*Element placement data*.
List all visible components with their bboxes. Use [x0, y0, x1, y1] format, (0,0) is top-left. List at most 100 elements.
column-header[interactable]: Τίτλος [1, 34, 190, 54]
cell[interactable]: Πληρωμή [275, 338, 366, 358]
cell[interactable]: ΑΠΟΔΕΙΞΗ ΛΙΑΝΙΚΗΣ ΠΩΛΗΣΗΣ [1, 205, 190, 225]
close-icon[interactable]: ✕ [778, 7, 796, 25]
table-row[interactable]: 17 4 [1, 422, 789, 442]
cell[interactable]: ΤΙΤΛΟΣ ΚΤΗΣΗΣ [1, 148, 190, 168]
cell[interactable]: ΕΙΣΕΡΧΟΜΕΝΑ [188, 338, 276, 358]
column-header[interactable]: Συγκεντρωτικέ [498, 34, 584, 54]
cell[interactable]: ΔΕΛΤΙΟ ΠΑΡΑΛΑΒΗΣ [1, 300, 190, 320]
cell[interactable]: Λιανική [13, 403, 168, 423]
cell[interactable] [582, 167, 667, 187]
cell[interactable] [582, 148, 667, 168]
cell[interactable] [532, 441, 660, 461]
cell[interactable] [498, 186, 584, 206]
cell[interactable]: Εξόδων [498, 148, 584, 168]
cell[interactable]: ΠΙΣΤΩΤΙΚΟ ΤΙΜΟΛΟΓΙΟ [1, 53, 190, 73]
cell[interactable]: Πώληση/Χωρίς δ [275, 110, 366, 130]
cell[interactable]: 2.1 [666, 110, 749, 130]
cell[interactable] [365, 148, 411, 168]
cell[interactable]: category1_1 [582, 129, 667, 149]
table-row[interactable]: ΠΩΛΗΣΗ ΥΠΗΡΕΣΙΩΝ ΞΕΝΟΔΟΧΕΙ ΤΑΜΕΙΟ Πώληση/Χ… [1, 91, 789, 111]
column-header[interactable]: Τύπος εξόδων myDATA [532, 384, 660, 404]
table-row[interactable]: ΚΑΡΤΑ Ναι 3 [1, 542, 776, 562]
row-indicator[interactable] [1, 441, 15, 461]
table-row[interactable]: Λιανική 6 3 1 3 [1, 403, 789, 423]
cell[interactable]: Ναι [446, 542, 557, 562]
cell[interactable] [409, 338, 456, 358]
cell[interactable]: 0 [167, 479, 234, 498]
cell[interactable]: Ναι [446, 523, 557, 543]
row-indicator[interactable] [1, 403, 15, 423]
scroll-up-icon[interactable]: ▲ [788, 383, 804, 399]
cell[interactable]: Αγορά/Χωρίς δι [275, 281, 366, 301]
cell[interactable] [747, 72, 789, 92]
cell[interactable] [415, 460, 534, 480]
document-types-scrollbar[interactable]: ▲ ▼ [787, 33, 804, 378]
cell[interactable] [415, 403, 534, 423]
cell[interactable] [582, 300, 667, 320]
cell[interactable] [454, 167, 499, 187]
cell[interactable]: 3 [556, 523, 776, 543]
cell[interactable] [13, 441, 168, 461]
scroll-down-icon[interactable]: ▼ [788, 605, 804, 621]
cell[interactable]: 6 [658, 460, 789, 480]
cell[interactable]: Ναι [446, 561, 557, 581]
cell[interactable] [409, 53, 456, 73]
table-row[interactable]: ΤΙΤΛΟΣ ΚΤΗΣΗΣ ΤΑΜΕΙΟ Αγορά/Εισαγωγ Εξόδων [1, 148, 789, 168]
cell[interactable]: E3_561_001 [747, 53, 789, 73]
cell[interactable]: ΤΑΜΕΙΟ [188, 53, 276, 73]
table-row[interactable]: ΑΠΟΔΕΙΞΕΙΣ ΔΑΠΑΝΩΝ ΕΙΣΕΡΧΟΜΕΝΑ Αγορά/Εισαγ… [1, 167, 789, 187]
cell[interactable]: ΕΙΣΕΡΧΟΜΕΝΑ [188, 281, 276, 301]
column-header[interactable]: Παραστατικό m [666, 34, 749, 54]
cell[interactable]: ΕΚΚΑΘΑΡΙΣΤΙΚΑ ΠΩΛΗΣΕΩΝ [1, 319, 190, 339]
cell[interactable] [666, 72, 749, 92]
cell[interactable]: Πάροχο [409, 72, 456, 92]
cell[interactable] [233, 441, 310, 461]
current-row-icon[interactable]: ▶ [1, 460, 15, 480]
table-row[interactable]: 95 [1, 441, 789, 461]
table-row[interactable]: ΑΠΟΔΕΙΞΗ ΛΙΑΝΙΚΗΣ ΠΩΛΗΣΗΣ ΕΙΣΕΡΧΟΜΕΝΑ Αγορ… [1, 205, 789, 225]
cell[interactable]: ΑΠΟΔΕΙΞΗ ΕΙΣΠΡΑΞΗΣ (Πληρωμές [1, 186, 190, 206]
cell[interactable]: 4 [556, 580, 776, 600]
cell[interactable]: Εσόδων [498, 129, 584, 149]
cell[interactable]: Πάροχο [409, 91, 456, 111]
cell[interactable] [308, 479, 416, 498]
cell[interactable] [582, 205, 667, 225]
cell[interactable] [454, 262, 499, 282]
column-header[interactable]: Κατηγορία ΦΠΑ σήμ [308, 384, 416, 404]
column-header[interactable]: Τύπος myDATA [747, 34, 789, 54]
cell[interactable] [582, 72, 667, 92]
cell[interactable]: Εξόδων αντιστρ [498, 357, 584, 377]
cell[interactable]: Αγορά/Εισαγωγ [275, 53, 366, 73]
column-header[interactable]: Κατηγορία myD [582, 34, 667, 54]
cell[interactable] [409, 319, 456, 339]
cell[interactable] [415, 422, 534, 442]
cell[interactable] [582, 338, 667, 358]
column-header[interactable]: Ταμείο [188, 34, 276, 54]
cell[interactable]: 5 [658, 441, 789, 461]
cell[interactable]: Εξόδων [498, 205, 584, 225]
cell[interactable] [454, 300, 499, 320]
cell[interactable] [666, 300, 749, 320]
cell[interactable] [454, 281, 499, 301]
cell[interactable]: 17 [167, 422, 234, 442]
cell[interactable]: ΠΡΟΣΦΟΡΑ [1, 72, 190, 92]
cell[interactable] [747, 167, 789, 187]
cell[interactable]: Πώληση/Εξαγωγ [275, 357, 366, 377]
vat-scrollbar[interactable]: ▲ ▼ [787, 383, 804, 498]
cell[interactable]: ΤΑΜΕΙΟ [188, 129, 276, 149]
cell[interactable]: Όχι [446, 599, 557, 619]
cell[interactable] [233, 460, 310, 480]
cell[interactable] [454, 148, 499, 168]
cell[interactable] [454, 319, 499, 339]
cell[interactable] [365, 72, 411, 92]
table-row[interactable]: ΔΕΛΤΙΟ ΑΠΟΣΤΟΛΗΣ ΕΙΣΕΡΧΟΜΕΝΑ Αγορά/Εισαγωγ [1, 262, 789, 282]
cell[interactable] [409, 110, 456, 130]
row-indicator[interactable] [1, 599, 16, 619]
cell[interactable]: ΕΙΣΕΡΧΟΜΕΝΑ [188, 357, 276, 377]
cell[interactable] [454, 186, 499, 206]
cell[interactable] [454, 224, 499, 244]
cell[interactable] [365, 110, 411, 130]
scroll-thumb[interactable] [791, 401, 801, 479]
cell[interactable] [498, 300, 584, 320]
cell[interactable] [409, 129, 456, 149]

*Job*.
Please convert every line of the items above into a Markdown table with two columns, Row and Line, giving each line its row number and skipping any blank lines.

*Finished exercise*.
| Row | Line |
|---|---|
| 1 | List all visible components with their bboxes. Use [x0, y0, x1, y1] format, (0,0) is top-left. List at most 100 elements. |
| 2 | column-header[interactable]: Τίτλος [1, 34, 190, 54] |
| 3 | cell[interactable]: Πληρωμή [275, 338, 366, 358] |
| 4 | cell[interactable]: ΑΠΟΔΕΙΞΗ ΛΙΑΝΙΚΗΣ ΠΩΛΗΣΗΣ [1, 205, 190, 225] |
| 5 | close-icon[interactable]: ✕ [778, 7, 796, 25] |
| 6 | table-row[interactable]: 17 4 [1, 422, 789, 442] |
| 7 | cell[interactable]: ΤΙΤΛΟΣ ΚΤΗΣΗΣ [1, 148, 190, 168] |
| 8 | cell[interactable]: ΕΙΣΕΡΧΟΜΕΝΑ [188, 338, 276, 358] |
| 9 | column-header[interactable]: Συγκεντρωτικέ [498, 34, 584, 54] |
| 10 | cell[interactable]: ΔΕΛΤΙΟ ΠΑΡΑΛΑΒΗΣ [1, 300, 190, 320] |
| 11 | cell[interactable]: Λιανική [13, 403, 168, 423] |
| 12 | cell[interactable] [582, 167, 667, 187] |
| 13 | cell[interactable] [582, 148, 667, 168] |
| 14 | cell[interactable] [532, 441, 660, 461] |
| 15 | cell[interactable] [498, 186, 584, 206] |
| 16 | cell[interactable]: Εξόδων [498, 148, 584, 168] |
| 17 | cell[interactable]: ΠΙΣΤΩΤΙΚΟ ΤΙΜΟΛΟΓΙΟ [1, 53, 190, 73] |
| 18 | cell[interactable]: Πώληση/Χωρίς δ [275, 110, 366, 130] |
| 19 | cell[interactable]: 2.1 [666, 110, 749, 130] |
| 20 | cell[interactable] [365, 148, 411, 168] |
| 21 | cell[interactable]: category1_1 [582, 129, 667, 149] |
| 22 | table-row[interactable]: ΠΩΛΗΣΗ ΥΠΗΡΕΣΙΩΝ ΞΕΝΟΔΟΧΕΙ ΤΑΜΕΙΟ Πώληση/Χ… [1, 91, 789, 111] |
| 23 | column-header[interactable]: Τύπος εξόδων myDATA [532, 384, 660, 404] |
| 24 | table-row[interactable]: ΚΑΡΤΑ Ναι 3 [1, 542, 776, 562] |
| 25 | row-indicator[interactable] [1, 441, 15, 461] |
| 26 | table-row[interactable]: Λιανική 6 3 1 3 [1, 403, 789, 423] |
| 27 | cell[interactable]: Ναι [446, 542, 557, 562] |
| 28 | cell[interactable] [409, 338, 456, 358] |
| 29 | cell[interactable]: 0 [167, 479, 234, 498] |
| 30 | cell[interactable]: Ναι [446, 523, 557, 543] |
| 31 | row-indicator[interactable] [1, 403, 15, 423] |
| 32 | scroll-up-icon[interactable]: ▲ [788, 383, 804, 399] |
| 33 | cell[interactable]: Αγορά/Χωρίς δι [275, 281, 366, 301] |
| 34 | cell[interactable] [747, 72, 789, 92] |
| 35 | cell[interactable] [415, 460, 534, 480] |
| 36 | document-types-scrollbar[interactable]: ▲ ▼ [787, 33, 804, 378] |
| 37 | cell[interactable] [415, 403, 534, 423] |
| 38 | cell[interactable] [582, 300, 667, 320] |
| 39 | cell[interactable] [454, 167, 499, 187] |
| 40 | cell[interactable]: 3 [556, 523, 776, 543] |
| 41 | cell[interactable] [13, 441, 168, 461] |
| 42 | scroll-down-icon[interactable]: ▼ [788, 605, 804, 621] |
| 43 | cell[interactable]: 6 [658, 460, 789, 480] |
| 44 | cell[interactable]: Ναι [446, 561, 557, 581] |
| 45 | cell[interactable] [409, 53, 456, 73] |
| 46 | table-row[interactable]: ΤΙΤΛΟΣ ΚΤΗΣΗΣ ΤΑΜΕΙΟ Αγορά/Εισαγωγ Εξόδων [1, 148, 789, 168] |
| 47 | cell[interactable]: E3_561_001 [747, 53, 789, 73] |
| 48 | cell[interactable]: ΤΑΜΕΙΟ [188, 53, 276, 73] |
| 49 | table-row[interactable]: ΑΠΟΔΕΙΞΕΙΣ ΔΑΠΑΝΩΝ ΕΙΣΕΡΧΟΜΕΝΑ Αγορά/Εισαγ… [1, 167, 789, 187] |
| 50 | cell[interactable]: ΕΙΣΕΡΧΟΜΕΝΑ [188, 281, 276, 301] |
| 51 | column-header[interactable]: Παραστατικό m [666, 34, 749, 54] |
| 52 | cell[interactable]: ΕΚΚΑΘΑΡΙΣΤΙΚΑ ΠΩΛΗΣΕΩΝ [1, 319, 190, 339] |
| 53 | cell[interactable] [666, 72, 749, 92] |
| 54 | cell[interactable]: Πάροχο [409, 72, 456, 92] |
| 55 | cell[interactable] [233, 441, 310, 461] |
| 56 | current-row-icon[interactable]: ▶ [1, 460, 15, 480] |
| 57 | table-row[interactable]: 95 [1, 441, 789, 461] |
| 58 | table-row[interactable]: ΑΠΟΔΕΙΞΗ ΛΙΑΝΙΚΗΣ ΠΩΛΗΣΗΣ ΕΙΣΕΡΧΟΜΕΝΑ Αγορ… [1, 205, 789, 225] |
| 59 | cell[interactable]: ΑΠΟΔΕΙΞΗ ΕΙΣΠΡΑΞΗΣ (Πληρωμές [1, 186, 190, 206] |
| 60 | cell[interactable]: 4 [556, 580, 776, 600] |
| 61 | cell[interactable]: Εσόδων [498, 129, 584, 149] |
| 62 | cell[interactable]: Πάροχο [409, 91, 456, 111] |
| 63 | cell[interactable] [308, 479, 416, 498] |
| 64 | cell[interactable] [582, 205, 667, 225] |
| 65 | cell[interactable] [454, 262, 499, 282] |
| 66 | column-header[interactable]: Κατηγορία ΦΠΑ σήμ [308, 384, 416, 404] |
| 67 | column-header[interactable]: Τύπος myDATA [747, 34, 789, 54] |
| 68 | cell[interactable] [582, 72, 667, 92] |
| 69 | cell[interactable]: Εξόδων αντιστρ [498, 357, 584, 377] |
| 70 | cell[interactable]: Αγορά/Εισαγωγ [275, 53, 366, 73] |
| 71 | column-header[interactable]: Κατηγορία myD [582, 34, 667, 54] |
| 72 | cell[interactable] [409, 319, 456, 339] |
| 73 | cell[interactable] [415, 422, 534, 442] |
| 74 | cell[interactable] [582, 338, 667, 358] |
| 75 | column-header[interactable]: Ταμείο [188, 34, 276, 54] |
| 76 | cell[interactable]: 5 [658, 441, 789, 461] |
| 77 | cell[interactable]: Εξόδων [498, 205, 584, 225] |
| 78 | cell[interactable] [454, 300, 499, 320] |
| 79 | cell[interactable] [666, 300, 749, 320] |
| 80 | cell[interactable] [454, 281, 499, 301] |
| 81 | cell[interactable]: 17 [167, 422, 234, 442] |
| 82 | cell[interactable]: ΠΡΟΣΦΟΡΑ [1, 72, 190, 92] |
| 83 | cell[interactable] [747, 167, 789, 187] |
| 84 | cell[interactable]: Πώληση/Εξαγωγ [275, 357, 366, 377] |
| 85 | vat-scrollbar[interactable]: ▲ ▼ [787, 383, 804, 498] |
| 86 | cell[interactable]: ΤΑΜΕΙΟ [188, 129, 276, 149] |
| 87 | cell[interactable]: Όχι [446, 599, 557, 619] |
| 88 | cell[interactable] [233, 460, 310, 480] |
| 89 | cell[interactable] [454, 148, 499, 168] |
| 90 | cell[interactable] [454, 319, 499, 339] |
| 91 | cell[interactable] [365, 72, 411, 92] |
| 92 | table-row[interactable]: ΔΕΛΤΙΟ ΑΠΟΣΤΟΛΗΣ ΕΙΣΕΡΧΟΜΕΝΑ Αγορά/Εισαγωγ [1, 262, 789, 282] |
| 93 | cell[interactable] [409, 110, 456, 130] |
| 94 | row-indicator[interactable] [1, 599, 16, 619] |
| 95 | cell[interactable]: ΕΙΣΕΡΧΟΜΕΝΑ [188, 357, 276, 377] |
| 96 | cell[interactable] [454, 186, 499, 206] |
| 97 | cell[interactable] [454, 224, 499, 244] |
| 98 | cell[interactable] [365, 110, 411, 130] |
| 99 | scroll-thumb[interactable] [791, 401, 801, 479] |
| 100 | cell[interactable] [498, 300, 584, 320] |
| 101 | cell[interactable] [409, 129, 456, 149] |